[BEGIN Given records]

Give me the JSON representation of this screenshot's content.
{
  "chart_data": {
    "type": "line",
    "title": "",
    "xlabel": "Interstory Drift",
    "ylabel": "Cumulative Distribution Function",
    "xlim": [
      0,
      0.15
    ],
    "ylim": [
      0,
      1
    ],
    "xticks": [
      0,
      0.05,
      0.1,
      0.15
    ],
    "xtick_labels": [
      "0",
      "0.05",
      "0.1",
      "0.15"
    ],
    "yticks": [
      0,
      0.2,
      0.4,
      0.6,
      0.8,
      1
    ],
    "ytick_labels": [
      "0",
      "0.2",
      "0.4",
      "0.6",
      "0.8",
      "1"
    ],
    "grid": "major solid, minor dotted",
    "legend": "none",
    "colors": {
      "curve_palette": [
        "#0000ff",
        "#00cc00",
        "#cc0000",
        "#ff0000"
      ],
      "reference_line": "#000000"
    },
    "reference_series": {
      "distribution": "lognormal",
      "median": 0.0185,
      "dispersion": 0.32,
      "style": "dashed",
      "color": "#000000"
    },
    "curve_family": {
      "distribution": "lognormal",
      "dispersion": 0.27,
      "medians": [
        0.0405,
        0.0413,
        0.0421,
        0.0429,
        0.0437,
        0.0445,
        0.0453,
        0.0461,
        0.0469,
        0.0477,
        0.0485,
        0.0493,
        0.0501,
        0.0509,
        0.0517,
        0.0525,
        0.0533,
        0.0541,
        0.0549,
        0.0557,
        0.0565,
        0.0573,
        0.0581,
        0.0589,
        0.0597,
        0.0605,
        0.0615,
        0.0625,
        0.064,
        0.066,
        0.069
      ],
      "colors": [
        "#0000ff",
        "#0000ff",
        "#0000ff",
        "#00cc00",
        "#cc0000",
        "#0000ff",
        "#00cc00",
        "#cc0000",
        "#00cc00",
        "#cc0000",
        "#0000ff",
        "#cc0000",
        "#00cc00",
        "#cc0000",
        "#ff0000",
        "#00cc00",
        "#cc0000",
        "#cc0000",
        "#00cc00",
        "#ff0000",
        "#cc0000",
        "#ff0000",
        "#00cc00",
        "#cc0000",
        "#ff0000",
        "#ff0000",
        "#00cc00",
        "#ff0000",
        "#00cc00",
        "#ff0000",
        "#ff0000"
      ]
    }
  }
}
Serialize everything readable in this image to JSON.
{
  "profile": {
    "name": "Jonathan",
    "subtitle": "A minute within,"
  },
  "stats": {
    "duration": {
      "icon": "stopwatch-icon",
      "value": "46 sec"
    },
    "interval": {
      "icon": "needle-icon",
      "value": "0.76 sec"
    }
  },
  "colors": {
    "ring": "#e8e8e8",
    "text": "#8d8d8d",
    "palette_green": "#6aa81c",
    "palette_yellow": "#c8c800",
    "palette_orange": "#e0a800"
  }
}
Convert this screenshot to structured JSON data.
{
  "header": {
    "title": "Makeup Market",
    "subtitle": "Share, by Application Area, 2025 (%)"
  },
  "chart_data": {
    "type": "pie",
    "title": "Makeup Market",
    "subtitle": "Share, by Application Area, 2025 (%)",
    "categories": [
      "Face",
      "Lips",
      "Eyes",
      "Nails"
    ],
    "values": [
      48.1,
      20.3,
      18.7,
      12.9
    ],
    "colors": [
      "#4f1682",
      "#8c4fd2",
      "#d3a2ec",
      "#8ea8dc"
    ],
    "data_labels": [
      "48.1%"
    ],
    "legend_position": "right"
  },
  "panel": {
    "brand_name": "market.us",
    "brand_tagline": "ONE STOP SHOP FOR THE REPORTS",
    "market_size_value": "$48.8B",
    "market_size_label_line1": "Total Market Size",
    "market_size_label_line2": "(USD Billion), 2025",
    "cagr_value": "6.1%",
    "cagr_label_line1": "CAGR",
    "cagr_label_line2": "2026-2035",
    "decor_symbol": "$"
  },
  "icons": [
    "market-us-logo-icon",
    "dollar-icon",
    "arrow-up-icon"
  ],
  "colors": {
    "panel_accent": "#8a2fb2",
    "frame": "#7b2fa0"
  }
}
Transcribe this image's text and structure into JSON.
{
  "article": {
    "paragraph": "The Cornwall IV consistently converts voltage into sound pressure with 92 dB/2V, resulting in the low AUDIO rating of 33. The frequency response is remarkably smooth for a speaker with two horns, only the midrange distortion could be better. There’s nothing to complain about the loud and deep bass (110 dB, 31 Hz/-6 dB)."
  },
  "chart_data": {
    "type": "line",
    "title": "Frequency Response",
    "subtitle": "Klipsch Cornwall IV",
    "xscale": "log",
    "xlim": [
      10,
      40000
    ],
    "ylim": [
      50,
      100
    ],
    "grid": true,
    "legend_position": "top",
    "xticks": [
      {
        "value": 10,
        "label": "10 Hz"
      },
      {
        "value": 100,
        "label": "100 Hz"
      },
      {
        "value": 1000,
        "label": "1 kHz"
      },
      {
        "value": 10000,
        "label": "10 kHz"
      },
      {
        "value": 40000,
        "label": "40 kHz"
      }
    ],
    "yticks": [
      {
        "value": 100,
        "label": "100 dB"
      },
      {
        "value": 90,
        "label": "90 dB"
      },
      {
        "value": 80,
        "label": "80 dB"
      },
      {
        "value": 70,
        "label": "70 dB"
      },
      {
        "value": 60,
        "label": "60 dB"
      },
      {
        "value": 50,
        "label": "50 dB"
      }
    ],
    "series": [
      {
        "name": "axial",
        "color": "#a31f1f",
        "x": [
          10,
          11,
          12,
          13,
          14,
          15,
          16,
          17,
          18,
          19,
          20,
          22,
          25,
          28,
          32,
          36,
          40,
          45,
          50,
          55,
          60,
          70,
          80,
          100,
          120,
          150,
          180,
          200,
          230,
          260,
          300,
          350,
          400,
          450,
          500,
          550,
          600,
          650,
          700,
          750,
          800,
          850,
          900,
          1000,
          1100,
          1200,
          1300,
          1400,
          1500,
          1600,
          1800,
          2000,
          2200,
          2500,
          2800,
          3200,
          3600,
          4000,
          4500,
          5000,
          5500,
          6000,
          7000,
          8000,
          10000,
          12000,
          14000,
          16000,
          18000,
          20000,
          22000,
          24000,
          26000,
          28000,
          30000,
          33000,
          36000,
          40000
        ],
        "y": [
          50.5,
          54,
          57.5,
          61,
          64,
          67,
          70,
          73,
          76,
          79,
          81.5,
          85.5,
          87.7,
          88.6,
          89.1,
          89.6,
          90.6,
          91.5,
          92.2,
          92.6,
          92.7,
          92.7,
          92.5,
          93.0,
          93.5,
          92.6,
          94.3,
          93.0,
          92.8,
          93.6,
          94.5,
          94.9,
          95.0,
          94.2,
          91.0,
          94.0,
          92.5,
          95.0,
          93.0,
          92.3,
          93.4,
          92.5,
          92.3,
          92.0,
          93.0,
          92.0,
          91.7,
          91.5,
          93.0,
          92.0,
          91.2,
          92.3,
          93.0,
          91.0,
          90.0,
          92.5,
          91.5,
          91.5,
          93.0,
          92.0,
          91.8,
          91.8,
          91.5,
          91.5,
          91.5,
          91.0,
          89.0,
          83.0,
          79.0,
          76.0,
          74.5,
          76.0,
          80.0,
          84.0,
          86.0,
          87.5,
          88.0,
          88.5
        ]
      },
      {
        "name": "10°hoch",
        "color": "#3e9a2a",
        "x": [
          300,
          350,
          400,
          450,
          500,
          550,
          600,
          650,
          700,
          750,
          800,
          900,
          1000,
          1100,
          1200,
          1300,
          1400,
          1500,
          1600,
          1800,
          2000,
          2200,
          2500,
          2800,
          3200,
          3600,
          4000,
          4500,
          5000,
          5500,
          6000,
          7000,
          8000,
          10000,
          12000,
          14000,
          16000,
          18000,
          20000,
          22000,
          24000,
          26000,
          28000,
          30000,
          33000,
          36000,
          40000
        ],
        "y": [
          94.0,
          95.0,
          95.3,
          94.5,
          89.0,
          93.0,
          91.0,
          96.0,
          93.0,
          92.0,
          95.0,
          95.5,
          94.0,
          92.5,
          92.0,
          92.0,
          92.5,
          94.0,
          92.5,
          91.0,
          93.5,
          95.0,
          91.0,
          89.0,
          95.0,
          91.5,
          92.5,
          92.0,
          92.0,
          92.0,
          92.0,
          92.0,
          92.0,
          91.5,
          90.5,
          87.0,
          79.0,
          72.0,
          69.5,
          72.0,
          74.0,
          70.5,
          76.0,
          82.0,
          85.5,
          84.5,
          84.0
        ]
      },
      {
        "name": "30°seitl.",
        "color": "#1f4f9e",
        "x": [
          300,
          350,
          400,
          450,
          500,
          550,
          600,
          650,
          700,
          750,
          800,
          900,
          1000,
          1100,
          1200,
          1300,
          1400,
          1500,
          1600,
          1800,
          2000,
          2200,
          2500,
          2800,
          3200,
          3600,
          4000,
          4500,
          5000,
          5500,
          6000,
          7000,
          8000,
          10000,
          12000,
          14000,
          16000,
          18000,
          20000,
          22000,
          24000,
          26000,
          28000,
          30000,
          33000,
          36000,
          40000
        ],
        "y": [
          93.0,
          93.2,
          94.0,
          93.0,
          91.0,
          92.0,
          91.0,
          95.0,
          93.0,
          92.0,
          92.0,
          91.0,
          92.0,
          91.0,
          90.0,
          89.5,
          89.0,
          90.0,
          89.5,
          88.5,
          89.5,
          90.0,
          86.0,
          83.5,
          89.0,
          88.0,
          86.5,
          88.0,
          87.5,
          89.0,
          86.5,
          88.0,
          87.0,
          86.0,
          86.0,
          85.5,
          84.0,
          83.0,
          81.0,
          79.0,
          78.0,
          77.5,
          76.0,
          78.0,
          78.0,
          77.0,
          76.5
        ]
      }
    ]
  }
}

[END Given records]

**The problem**. In the listing, how many lines hold "colors"? Answer with a bare number.

**Completed task**. 5